Rewrite the records from the first line through the line containing "Text: d1: d1 — [854, 563, 874, 579]", changing every "Ellipse" to "Oval" and leaving all else the same.

[Rows from a layout dataset]
>>>
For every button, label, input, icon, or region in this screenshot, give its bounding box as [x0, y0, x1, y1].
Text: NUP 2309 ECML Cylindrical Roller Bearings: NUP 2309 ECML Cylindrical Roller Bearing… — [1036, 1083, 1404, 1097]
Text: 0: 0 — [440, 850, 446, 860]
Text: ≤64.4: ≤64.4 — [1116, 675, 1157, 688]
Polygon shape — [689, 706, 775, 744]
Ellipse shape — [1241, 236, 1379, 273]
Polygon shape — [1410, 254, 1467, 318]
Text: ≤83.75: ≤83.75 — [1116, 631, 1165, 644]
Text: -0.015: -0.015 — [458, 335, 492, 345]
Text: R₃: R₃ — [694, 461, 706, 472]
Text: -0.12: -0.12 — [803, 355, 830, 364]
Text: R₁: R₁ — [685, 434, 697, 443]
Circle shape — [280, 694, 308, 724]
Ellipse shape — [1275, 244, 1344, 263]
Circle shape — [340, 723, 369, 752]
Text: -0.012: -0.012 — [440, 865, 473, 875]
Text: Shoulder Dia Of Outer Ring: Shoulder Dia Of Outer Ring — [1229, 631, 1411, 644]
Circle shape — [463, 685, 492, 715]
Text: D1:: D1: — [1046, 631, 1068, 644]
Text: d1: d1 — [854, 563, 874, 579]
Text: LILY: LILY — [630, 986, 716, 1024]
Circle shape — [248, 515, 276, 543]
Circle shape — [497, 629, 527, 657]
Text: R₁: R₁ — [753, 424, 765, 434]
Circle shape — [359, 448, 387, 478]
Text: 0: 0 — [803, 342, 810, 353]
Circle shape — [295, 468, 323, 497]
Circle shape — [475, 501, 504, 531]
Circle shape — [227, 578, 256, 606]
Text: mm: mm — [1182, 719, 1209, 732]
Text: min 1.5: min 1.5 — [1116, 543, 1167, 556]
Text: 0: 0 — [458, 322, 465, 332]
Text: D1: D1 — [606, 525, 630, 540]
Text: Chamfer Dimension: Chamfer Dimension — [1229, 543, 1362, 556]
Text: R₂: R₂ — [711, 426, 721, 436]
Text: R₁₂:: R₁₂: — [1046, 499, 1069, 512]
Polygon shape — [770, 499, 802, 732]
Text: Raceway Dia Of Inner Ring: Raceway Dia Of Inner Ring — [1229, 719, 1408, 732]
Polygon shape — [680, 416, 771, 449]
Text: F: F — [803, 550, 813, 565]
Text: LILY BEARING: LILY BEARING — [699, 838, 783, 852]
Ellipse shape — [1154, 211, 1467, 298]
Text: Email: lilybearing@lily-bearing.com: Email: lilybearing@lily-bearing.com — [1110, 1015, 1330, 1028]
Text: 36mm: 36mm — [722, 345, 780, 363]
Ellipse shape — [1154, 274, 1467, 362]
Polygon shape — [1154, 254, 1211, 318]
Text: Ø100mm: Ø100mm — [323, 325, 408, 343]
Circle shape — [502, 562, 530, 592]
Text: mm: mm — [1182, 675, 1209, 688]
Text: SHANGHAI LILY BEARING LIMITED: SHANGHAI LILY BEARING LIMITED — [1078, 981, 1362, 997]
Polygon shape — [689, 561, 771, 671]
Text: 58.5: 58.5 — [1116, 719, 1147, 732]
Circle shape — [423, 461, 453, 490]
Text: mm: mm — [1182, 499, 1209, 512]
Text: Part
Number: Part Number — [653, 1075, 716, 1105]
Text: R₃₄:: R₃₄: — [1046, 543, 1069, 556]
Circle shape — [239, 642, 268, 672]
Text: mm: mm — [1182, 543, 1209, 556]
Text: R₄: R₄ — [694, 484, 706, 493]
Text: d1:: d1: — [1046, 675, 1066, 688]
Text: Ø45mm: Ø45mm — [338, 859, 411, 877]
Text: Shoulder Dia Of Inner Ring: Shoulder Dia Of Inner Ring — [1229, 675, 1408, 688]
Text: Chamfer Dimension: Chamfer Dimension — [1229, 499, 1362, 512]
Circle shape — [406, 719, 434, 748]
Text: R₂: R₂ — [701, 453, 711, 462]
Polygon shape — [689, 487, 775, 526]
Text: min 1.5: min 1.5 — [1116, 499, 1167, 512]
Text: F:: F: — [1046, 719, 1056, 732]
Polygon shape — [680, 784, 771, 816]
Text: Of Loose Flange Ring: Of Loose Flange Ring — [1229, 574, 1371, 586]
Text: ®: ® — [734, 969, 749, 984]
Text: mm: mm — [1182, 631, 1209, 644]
<<<
## TASK OUTPUT
For every button, label, input, icon, or region in this screenshot, give its bounding box as [x0, y0, x1, y1].
Text: NUP 2309 ECML Cylindrical Roller Bearings: NUP 2309 ECML Cylindrical Roller Bearing… — [1036, 1083, 1404, 1097]
Text: 0: 0 — [440, 850, 446, 860]
Text: ≤64.4: ≤64.4 — [1116, 675, 1157, 688]
Polygon shape — [689, 706, 775, 744]
Oval shape — [1241, 236, 1379, 273]
Polygon shape — [1410, 254, 1467, 318]
Text: ≤83.75: ≤83.75 — [1116, 631, 1165, 644]
Text: -0.015: -0.015 — [458, 335, 492, 345]
Text: R₃: R₃ — [694, 461, 706, 472]
Text: -0.12: -0.12 — [803, 355, 830, 364]
Text: R₁: R₁ — [685, 434, 697, 443]
Circle shape — [280, 694, 308, 724]
Oval shape — [1275, 244, 1344, 263]
Circle shape — [340, 723, 369, 752]
Text: -0.012: -0.012 — [440, 865, 473, 875]
Text: Shoulder Dia Of Outer Ring: Shoulder Dia Of Outer Ring — [1229, 631, 1411, 644]
Circle shape — [463, 685, 492, 715]
Text: D1:: D1: — [1046, 631, 1068, 644]
Text: d1: d1 — [854, 563, 874, 579]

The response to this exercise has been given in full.